EXERCISE INSTRUCTIONS: Copy each line in which the string "rectangle" occurs.

DATA ENTRIES:

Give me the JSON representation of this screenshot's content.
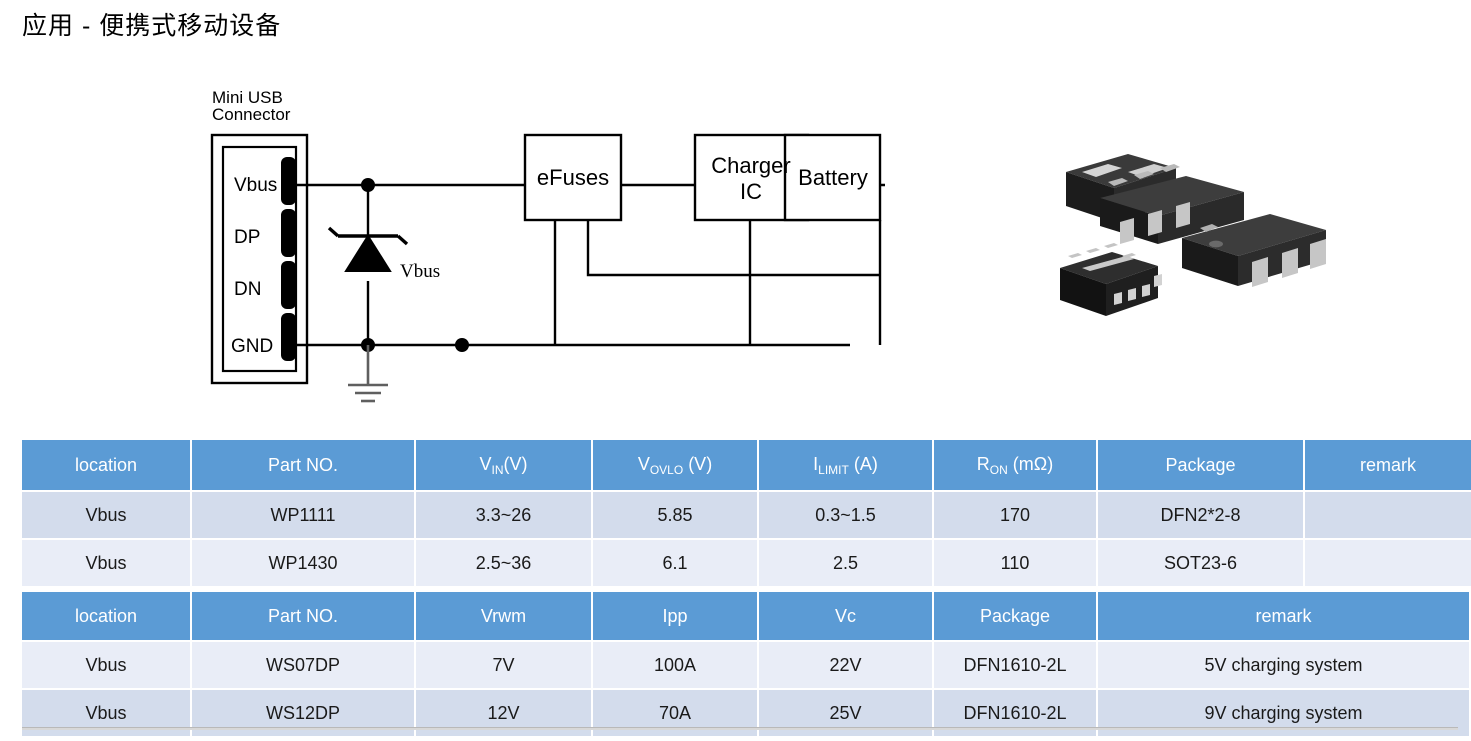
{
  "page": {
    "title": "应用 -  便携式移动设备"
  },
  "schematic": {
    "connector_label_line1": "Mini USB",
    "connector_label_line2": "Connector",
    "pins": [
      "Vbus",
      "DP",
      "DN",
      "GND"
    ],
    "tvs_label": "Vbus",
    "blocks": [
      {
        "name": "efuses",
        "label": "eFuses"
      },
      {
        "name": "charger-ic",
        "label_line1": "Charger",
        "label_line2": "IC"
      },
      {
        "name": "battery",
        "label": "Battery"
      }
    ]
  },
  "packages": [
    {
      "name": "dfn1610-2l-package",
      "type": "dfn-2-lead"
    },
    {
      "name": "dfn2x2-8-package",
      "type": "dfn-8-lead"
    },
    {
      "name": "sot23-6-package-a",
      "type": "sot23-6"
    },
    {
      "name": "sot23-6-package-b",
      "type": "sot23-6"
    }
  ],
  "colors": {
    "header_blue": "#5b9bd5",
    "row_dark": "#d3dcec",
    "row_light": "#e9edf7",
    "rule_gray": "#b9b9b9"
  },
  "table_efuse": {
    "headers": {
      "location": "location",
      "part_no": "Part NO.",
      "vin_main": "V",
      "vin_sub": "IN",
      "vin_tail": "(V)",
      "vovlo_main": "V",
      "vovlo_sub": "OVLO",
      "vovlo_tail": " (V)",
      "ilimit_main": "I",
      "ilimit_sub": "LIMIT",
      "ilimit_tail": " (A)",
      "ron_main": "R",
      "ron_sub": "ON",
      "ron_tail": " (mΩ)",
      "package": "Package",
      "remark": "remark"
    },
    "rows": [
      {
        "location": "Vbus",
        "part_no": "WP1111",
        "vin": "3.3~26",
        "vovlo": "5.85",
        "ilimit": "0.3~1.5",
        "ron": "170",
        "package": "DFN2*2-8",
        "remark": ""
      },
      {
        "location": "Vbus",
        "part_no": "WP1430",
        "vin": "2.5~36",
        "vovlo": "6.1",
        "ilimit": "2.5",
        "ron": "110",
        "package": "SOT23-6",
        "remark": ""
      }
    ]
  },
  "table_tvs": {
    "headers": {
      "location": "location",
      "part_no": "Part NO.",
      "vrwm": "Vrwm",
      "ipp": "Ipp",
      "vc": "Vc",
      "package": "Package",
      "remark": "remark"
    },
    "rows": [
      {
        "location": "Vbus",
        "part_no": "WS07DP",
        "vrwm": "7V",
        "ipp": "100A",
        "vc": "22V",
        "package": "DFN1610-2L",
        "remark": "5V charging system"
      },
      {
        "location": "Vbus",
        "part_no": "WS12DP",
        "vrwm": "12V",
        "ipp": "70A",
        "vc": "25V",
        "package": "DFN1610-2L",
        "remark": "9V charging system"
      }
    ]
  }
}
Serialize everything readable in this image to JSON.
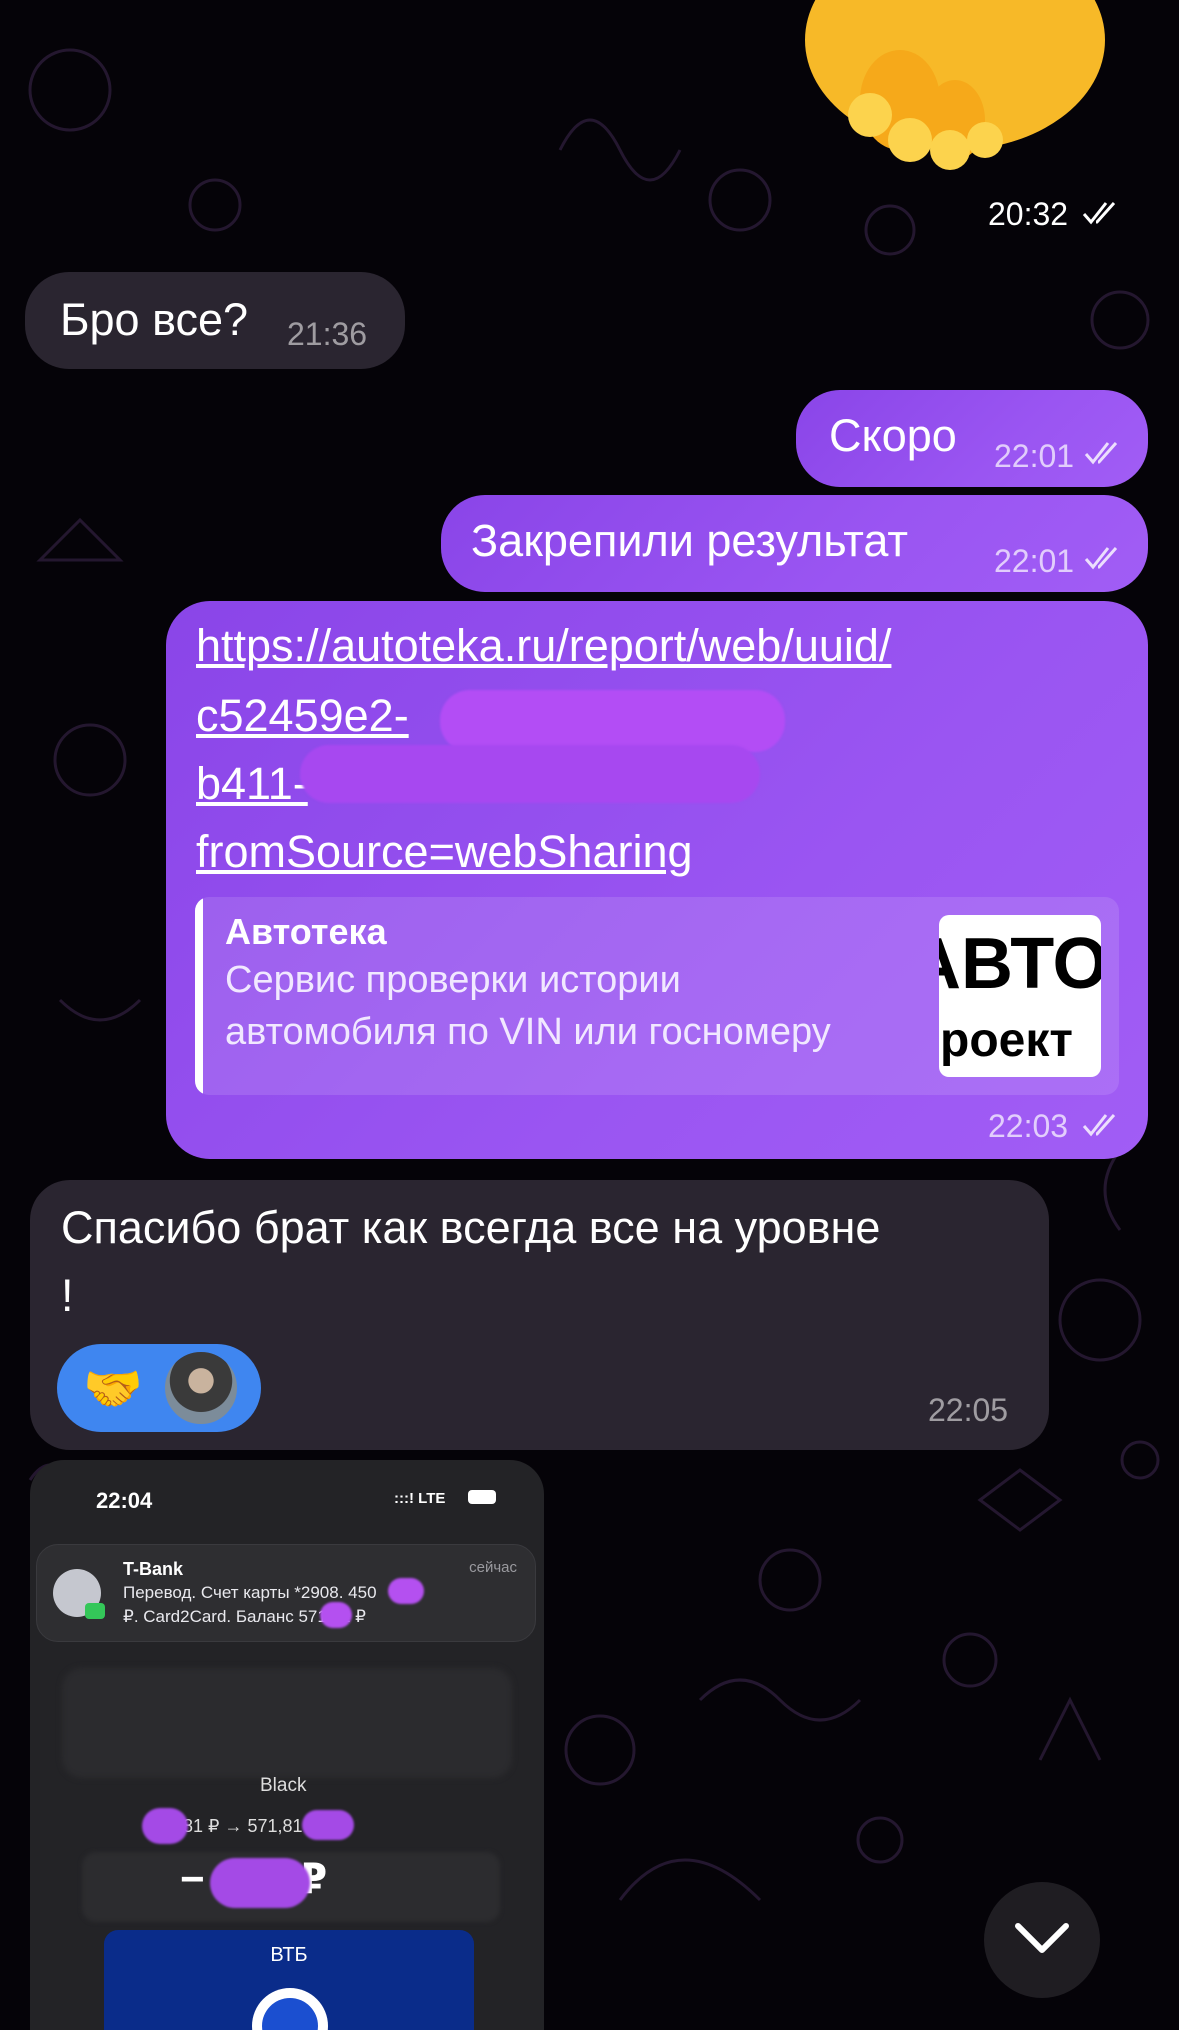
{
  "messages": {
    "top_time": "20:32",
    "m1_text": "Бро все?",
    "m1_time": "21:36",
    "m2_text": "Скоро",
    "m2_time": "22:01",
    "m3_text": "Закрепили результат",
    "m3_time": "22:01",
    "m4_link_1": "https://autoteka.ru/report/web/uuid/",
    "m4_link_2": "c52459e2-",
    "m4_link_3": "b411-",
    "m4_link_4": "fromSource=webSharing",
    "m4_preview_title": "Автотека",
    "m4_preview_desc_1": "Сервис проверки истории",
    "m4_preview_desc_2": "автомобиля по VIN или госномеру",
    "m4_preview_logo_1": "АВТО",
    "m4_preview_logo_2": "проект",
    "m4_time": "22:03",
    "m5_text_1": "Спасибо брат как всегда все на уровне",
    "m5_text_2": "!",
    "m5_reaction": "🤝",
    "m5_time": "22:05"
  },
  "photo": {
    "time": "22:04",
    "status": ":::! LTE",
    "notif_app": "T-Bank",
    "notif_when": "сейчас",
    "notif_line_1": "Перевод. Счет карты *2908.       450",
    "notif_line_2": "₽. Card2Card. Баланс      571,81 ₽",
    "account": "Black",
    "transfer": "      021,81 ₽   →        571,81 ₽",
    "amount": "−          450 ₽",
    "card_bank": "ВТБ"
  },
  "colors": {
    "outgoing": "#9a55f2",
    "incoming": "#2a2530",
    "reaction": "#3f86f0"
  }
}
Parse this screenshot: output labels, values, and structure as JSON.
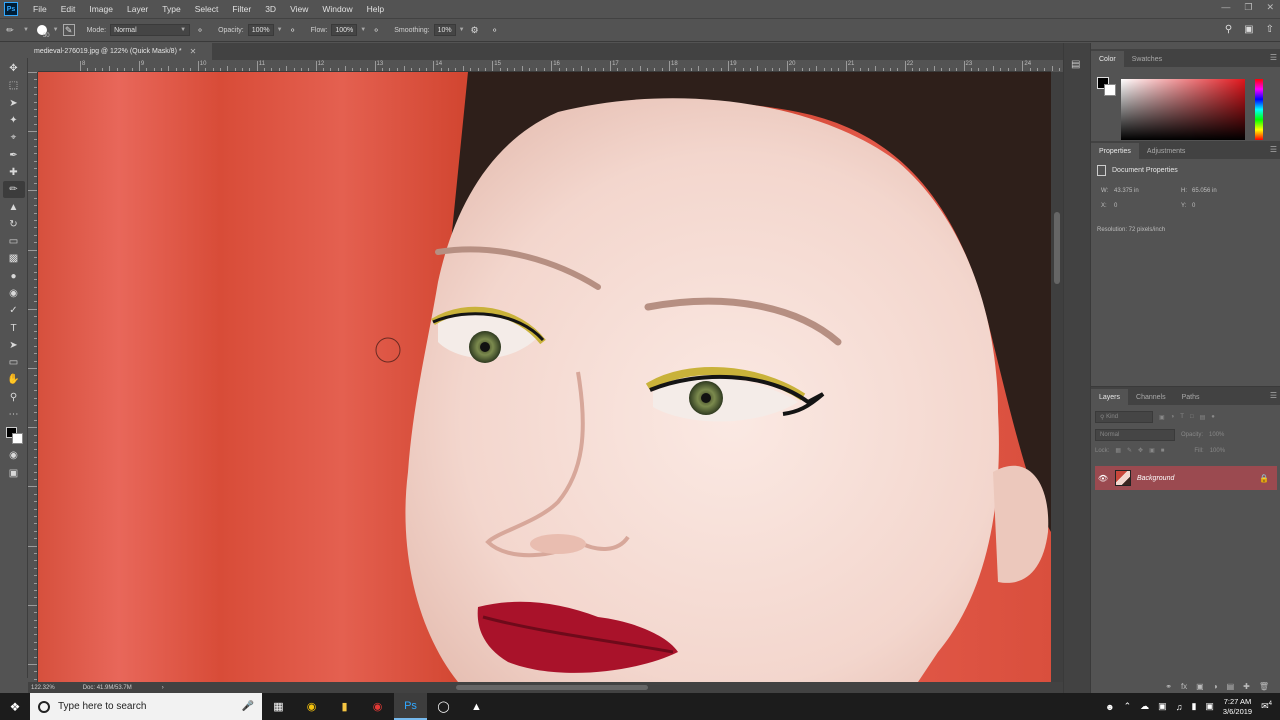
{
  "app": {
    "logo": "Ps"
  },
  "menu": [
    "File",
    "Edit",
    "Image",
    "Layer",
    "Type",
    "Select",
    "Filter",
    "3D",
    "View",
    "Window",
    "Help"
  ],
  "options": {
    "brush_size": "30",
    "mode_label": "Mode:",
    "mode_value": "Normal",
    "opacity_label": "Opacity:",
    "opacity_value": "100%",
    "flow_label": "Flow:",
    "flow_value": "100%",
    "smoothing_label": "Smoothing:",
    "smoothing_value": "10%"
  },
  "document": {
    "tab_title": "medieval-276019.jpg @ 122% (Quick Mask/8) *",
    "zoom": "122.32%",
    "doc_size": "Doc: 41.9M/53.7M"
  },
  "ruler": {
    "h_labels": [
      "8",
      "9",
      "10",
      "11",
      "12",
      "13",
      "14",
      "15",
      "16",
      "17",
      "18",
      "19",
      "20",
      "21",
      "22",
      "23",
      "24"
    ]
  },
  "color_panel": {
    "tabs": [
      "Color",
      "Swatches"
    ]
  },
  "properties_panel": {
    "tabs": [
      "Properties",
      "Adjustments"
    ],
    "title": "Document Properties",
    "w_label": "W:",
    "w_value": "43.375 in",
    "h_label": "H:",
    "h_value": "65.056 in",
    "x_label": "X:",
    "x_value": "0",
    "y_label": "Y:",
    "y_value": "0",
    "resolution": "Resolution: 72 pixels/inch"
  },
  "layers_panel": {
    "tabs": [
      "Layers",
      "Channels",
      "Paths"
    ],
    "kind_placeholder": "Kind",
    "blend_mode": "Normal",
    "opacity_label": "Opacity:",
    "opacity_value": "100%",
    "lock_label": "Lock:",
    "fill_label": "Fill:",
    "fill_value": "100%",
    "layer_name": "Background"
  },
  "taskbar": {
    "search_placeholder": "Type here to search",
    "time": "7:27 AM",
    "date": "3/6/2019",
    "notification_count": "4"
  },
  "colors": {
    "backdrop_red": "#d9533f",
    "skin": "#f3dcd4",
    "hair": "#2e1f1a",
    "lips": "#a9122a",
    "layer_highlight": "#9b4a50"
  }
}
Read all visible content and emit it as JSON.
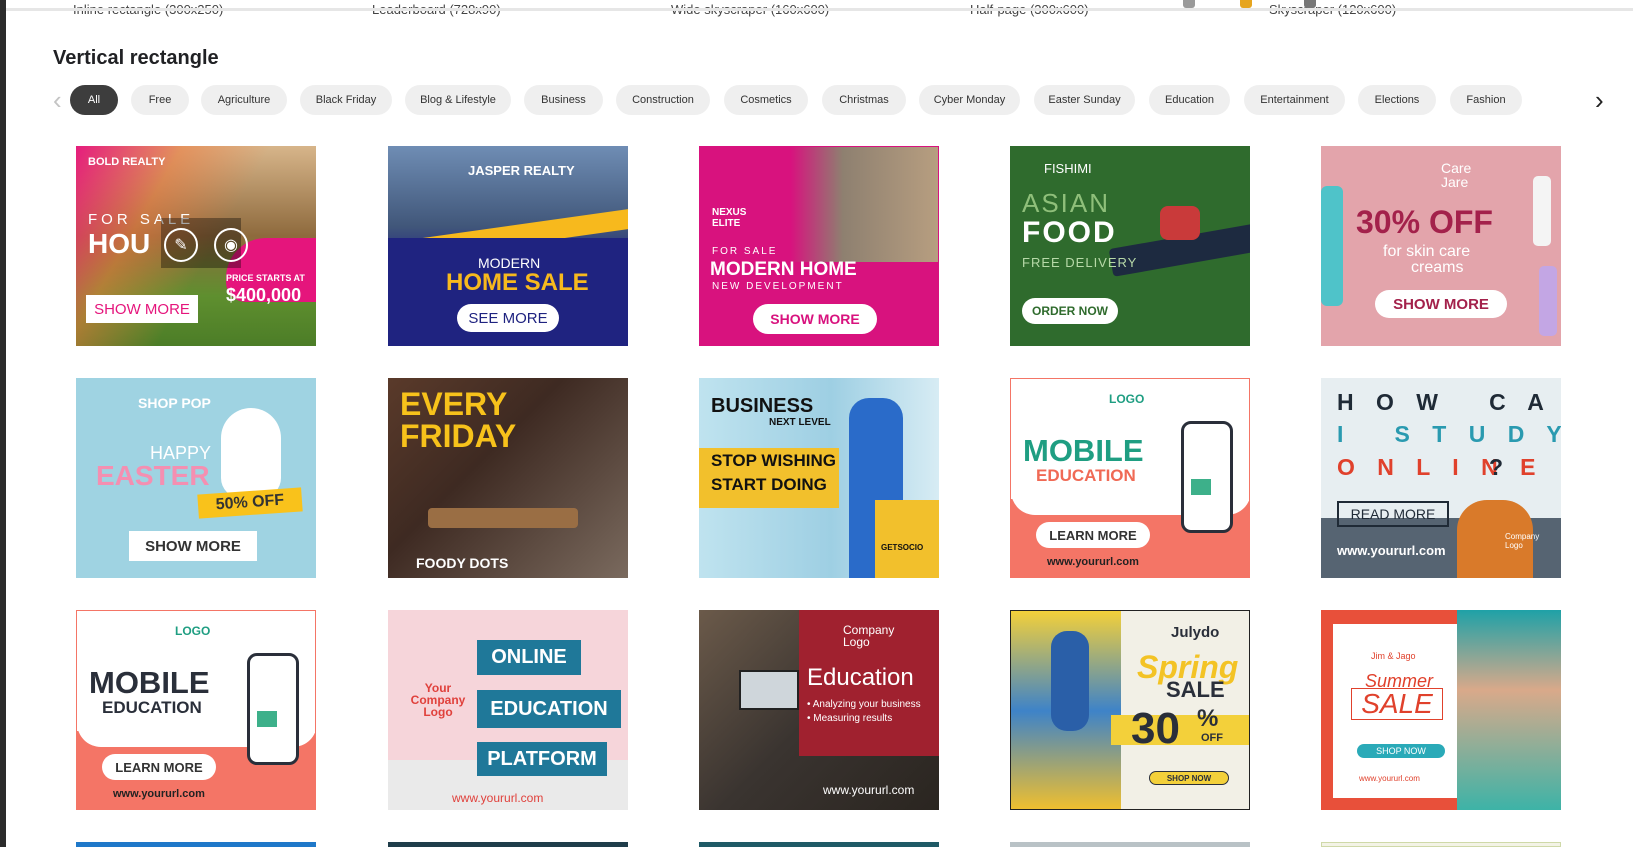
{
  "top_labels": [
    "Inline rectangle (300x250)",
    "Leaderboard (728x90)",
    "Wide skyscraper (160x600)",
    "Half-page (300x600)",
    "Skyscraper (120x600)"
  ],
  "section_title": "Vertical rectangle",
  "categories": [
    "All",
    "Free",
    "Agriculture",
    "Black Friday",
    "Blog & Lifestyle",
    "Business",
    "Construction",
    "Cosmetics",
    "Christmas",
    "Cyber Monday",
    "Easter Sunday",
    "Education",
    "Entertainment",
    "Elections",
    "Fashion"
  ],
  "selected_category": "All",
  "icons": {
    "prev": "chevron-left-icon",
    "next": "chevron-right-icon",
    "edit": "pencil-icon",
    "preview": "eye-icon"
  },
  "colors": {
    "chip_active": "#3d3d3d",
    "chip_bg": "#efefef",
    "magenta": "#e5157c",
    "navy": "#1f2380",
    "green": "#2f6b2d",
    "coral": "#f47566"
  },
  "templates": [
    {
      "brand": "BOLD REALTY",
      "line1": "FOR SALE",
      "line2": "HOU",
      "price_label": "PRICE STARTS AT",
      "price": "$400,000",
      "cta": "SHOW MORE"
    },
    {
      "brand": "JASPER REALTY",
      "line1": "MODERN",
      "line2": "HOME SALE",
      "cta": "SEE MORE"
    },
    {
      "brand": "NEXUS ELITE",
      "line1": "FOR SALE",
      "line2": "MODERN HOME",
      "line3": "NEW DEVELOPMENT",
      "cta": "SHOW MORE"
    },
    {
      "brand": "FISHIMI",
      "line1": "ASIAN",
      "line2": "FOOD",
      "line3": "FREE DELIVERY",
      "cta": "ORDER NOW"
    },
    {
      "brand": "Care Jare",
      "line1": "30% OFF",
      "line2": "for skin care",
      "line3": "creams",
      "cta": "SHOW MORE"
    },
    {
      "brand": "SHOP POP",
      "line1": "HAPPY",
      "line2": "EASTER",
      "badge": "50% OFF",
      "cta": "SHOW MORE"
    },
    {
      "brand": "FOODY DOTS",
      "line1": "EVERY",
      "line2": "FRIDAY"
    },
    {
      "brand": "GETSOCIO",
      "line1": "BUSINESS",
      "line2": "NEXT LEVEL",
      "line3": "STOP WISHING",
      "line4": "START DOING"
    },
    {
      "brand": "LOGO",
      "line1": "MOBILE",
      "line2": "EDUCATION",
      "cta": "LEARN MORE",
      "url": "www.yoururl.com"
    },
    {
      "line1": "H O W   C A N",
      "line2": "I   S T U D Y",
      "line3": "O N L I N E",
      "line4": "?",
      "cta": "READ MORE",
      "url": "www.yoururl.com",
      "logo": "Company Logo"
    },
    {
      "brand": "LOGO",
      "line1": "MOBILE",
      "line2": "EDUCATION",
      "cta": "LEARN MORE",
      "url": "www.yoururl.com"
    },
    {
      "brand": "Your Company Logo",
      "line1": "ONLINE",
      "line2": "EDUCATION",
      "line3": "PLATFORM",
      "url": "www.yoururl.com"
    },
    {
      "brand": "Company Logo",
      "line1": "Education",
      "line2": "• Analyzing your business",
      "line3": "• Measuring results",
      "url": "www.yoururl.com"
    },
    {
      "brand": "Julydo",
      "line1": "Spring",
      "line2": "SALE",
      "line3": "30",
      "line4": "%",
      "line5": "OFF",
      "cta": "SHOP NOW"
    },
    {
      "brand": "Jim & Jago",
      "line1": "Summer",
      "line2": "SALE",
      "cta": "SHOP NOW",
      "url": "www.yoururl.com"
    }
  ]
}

OUTPUT OF THE TASK:
    "Inline rectangle (300x250)",
  "section_title": "Vertical rectangle",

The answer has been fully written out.